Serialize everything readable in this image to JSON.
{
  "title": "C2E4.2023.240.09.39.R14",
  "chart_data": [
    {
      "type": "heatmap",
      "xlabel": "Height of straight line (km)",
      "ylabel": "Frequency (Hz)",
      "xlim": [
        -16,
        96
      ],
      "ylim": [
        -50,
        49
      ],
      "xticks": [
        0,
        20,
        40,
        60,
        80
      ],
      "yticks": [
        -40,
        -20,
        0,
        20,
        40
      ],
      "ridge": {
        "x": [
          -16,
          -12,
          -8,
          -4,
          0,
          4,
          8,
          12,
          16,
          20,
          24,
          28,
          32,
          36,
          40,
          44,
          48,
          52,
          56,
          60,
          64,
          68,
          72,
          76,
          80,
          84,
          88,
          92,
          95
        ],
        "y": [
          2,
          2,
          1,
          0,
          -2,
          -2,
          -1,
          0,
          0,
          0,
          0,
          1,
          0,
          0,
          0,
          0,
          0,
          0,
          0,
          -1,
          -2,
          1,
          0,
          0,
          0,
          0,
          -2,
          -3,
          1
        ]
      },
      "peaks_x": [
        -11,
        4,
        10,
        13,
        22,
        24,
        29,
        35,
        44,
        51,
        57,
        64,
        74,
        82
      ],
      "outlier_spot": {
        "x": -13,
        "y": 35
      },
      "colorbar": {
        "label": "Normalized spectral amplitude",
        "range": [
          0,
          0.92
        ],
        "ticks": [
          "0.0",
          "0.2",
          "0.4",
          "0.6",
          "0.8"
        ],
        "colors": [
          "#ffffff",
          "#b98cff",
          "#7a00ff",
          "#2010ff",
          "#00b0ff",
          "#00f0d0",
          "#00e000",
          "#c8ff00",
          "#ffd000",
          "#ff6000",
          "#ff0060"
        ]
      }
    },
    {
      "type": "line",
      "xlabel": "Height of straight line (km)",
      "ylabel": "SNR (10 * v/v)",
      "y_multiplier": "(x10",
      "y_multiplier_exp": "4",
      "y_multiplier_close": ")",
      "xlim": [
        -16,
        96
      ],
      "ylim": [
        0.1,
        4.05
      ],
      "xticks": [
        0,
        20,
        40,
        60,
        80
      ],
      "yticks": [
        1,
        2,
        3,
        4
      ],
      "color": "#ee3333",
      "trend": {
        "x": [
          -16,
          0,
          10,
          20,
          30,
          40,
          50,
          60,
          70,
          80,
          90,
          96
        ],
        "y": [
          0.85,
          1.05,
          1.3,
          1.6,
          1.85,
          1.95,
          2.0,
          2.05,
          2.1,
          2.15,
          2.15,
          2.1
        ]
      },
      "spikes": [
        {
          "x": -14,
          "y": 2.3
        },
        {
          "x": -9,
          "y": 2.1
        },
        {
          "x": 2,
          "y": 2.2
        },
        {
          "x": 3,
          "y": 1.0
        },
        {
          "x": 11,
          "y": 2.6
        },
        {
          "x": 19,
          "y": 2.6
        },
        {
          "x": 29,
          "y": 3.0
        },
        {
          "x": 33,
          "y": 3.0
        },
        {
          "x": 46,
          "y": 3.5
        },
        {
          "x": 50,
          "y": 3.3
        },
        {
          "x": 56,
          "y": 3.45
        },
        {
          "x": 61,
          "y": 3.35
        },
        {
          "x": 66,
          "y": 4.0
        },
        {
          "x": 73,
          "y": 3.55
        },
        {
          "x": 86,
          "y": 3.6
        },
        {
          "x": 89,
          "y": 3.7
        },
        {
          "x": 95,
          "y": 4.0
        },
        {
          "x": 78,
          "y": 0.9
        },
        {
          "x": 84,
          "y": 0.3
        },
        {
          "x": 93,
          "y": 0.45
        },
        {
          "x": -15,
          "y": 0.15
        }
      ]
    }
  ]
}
::::::
Do this —
Copy out each record exactly as given, omitting none.

In response —
Serialize everything readable in this image to JSON.
{
  "title": "C2E4.2023.240.09.39.R14",
  "chart_data": [
    {
      "type": "heatmap",
      "xlabel": "Height of straight line (km)",
      "ylabel": "Frequency (Hz)",
      "xlim": [
        -16,
        96
      ],
      "ylim": [
        -50,
        49
      ],
      "xticks": [
        0,
        20,
        40,
        60,
        80
      ],
      "yticks": [
        -40,
        -20,
        0,
        20,
        40
      ],
      "ridge": {
        "x": [
          -16,
          -12,
          -8,
          -4,
          0,
          4,
          8,
          12,
          16,
          20,
          24,
          28,
          32,
          36,
          40,
          44,
          48,
          52,
          56,
          60,
          64,
          68,
          72,
          76,
          80,
          84,
          88,
          92,
          95
        ],
        "y": [
          2,
          2,
          1,
          0,
          -2,
          -2,
          -1,
          0,
          0,
          0,
          0,
          1,
          0,
          0,
          0,
          0,
          0,
          0,
          0,
          -1,
          -2,
          1,
          0,
          0,
          0,
          0,
          -2,
          -3,
          1
        ]
      },
      "peaks_x": [
        -11,
        4,
        10,
        13,
        22,
        24,
        29,
        35,
        44,
        51,
        57,
        64,
        74,
        82
      ],
      "outlier_spot": {
        "x": -13,
        "y": 35
      },
      "colorbar": {
        "label": "Normalized spectral amplitude",
        "range": [
          0,
          0.92
        ],
        "ticks": [
          "0.0",
          "0.2",
          "0.4",
          "0.6",
          "0.8"
        ],
        "colors": [
          "#ffffff",
          "#b98cff",
          "#7a00ff",
          "#2010ff",
          "#00b0ff",
          "#00f0d0",
          "#00e000",
          "#c8ff00",
          "#ffd000",
          "#ff6000",
          "#ff0060"
        ]
      }
    },
    {
      "type": "line",
      "xlabel": "Height of straight line (km)",
      "ylabel": "SNR (10 * v/v)",
      "y_multiplier": "(x10",
      "y_multiplier_exp": "4",
      "y_multiplier_close": ")",
      "xlim": [
        -16,
        96
      ],
      "ylim": [
        0.1,
        4.05
      ],
      "xticks": [
        0,
        20,
        40,
        60,
        80
      ],
      "yticks": [
        1,
        2,
        3,
        4
      ],
      "color": "#ee3333",
      "trend": {
        "x": [
          -16,
          0,
          10,
          20,
          30,
          40,
          50,
          60,
          70,
          80,
          90,
          96
        ],
        "y": [
          0.85,
          1.05,
          1.3,
          1.6,
          1.85,
          1.95,
          2.0,
          2.05,
          2.1,
          2.15,
          2.15,
          2.1
        ]
      },
      "spikes": [
        {
          "x": -14,
          "y": 2.3
        },
        {
          "x": -9,
          "y": 2.1
        },
        {
          "x": 2,
          "y": 2.2
        },
        {
          "x": 3,
          "y": 1.0
        },
        {
          "x": 11,
          "y": 2.6
        },
        {
          "x": 19,
          "y": 2.6
        },
        {
          "x": 29,
          "y": 3.0
        },
        {
          "x": 33,
          "y": 3.0
        },
        {
          "x": 46,
          "y": 3.5
        },
        {
          "x": 50,
          "y": 3.3
        },
        {
          "x": 56,
          "y": 3.45
        },
        {
          "x": 61,
          "y": 3.35
        },
        {
          "x": 66,
          "y": 4.0
        },
        {
          "x": 73,
          "y": 3.55
        },
        {
          "x": 86,
          "y": 3.6
        },
        {
          "x": 89,
          "y": 3.7
        },
        {
          "x": 95,
          "y": 4.0
        },
        {
          "x": 78,
          "y": 0.9
        },
        {
          "x": 84,
          "y": 0.3
        },
        {
          "x": 93,
          "y": 0.45
        },
        {
          "x": -15,
          "y": 0.15
        }
      ]
    }
  ]
}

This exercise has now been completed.